(Instructions for the task):
Keep the wording of each record exactly the same when you repeat it, and leave out pictures.

(Recorded data)
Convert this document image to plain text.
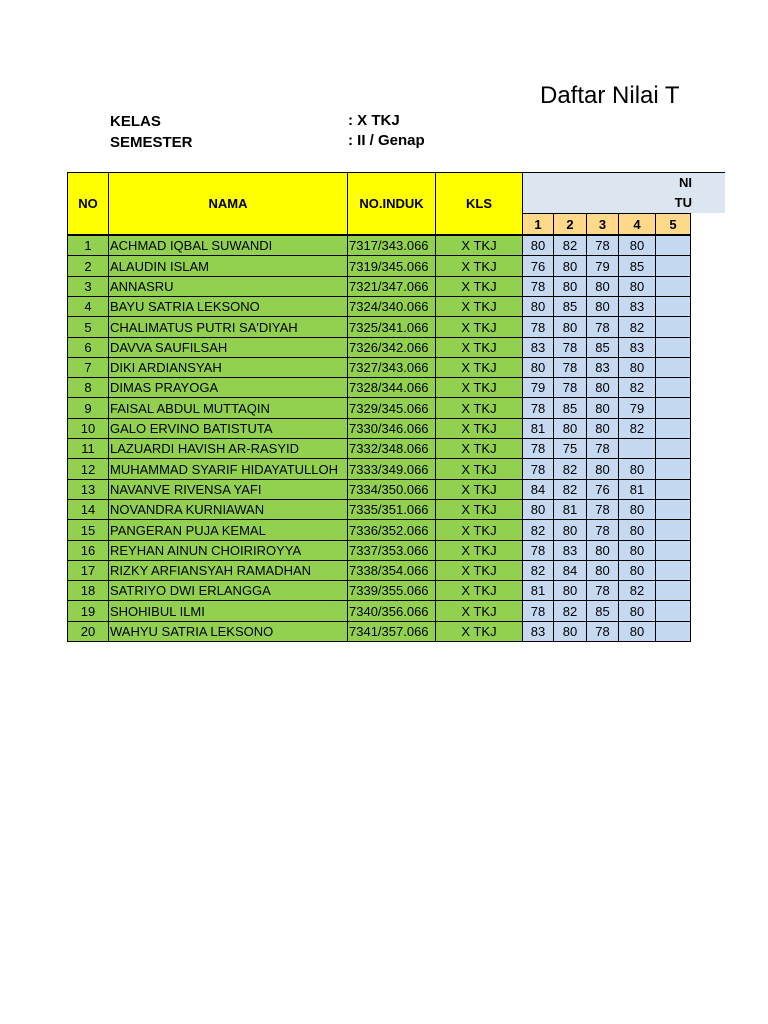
Daftar Nilai T
KELAS	: X TKJ
SEMESTER	: II / Genap
NO	NAMA	NO.INDUK	KLS
NI
TU
1	2	3	4	5
1	ACHMAD IQBAL SUWANDI	7317/343.066	X TKJ	80	82	78	80
2	ALAUDIN ISLAM	7319/345.066	X TKJ	76	80	79	85
3	ANNASRU	7321/347.066	X TKJ	78	80	80	80
4	BAYU SATRIA LEKSONO	7324/340.066	X TKJ	80	85	80	83
5	CHALIMATUS PUTRI SA'DIYAH	7325/341.066	X TKJ	78	80	78	82
6	DAVVA SAUFILSAH	7326/342.066	X TKJ	83	78	85	83
7	DIKI ARDIANSYAH	7327/343.066	X TKJ	80	78	83	80
8	DIMAS PRAYOGA	7328/344.066	X TKJ	79	78	80	82
9	FAISAL ABDUL MUTTAQIN	7329/345.066	X TKJ	78	85	80	79
10	GALO ERVINO BATISTUTA	7330/346.066	X TKJ	81	80	80	82
11	LAZUARDI HAVISH AR-RASYID	7332/348.066	X TKJ	78	75	78
12	MUHAMMAD SYARIF HIDAYATULLOH 7333/349.066	X TKJ	78	82	80	80
13	NAVANVE RIVENSA YAFI	7334/350.066	X TKJ	84	82	76	81
14	NOVANDRA KURNIAWAN	7335/351.066	X TKJ	80	81	78	80
15	PANGERAN PUJA KEMAL	7336/352.066	X TKJ	82	80	78	80
16	REYHAN AINUN CHOIRIROYYA	7337/353.066	X TKJ	78	83	80	80
17	RIZKY ARFIANSYAH RAMADHAN	7338/354.066	X TKJ	82	84	80	80
18	SATRIYO DWI ERLANGGA	7339/355.066	X TKJ	81	80	78	82
19	SHOHIBUL ILMI	7340/356.066	X TKJ	78	82	85	80
20	WAHYU SATRIA LEKSONO	7341/357.066	X TKJ	83	80	78	80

(Written answer):
Convert this document image to plain text.
Daftar Nilai T
KELAS	: X TKJ
SEMESTER	: II / Genap
NO	NAMA	NO.INDUK	KLS
NI
TU
1	2	3	4	5
1	ACHMAD IQBAL SUWANDI	7317/343.066	X TKJ	80	82	78	80
2	ALAUDIN ISLAM	7319/345.066	X TKJ	76	80	79	85
3	ANNASRU	7321/347.066	X TKJ	78	80	80	80
4	BAYU SATRIA LEKSONO	7324/340.066	X TKJ	80	85	80	83
5	CHALIMATUS PUTRI SA'DIYAH	7325/341.066	X TKJ	78	80	78	82
6	DAVVA SAUFILSAH	7326/342.066	X TKJ	83	78	85	83
7	DIKI ARDIANSYAH	7327/343.066	X TKJ	80	78	83	80
8	DIMAS PRAYOGA	7328/344.066	X TKJ	79	78	80	82
9	FAISAL ABDUL MUTTAQIN	7329/345.066	X TKJ	78	85	80	79
10	GALO ERVINO BATISTUTA	7330/346.066	X TKJ	81	80	80	82
11	LAZUARDI HAVISH AR-RASYID	7332/348.066	X TKJ	78	75	78
12	MUHAMMAD SYARIF HIDAYATULLOH 7333/349.066	X TKJ	78	82	80	80
13	NAVANVE RIVENSA YAFI	7334/350.066	X TKJ	84	82	76	81
14	NOVANDRA KURNIAWAN	7335/351.066	X TKJ	80	81	78	80
15	PANGERAN PUJA KEMAL	7336/352.066	X TKJ	82	80	78	80
16	REYHAN AINUN CHOIRIROYYA	7337/353.066	X TKJ	78	83	80	80
17	RIZKY ARFIANSYAH RAMADHAN	7338/354.066	X TKJ	82	84	80	80
18	SATRIYO DWI ERLANGGA	7339/355.066	X TKJ	81	80	78	82
19	SHOHIBUL ILMI	7340/356.066	X TKJ	78	82	85	80
20	WAHYU SATRIA LEKSONO	7341/357.066	X TKJ	83	80	78	80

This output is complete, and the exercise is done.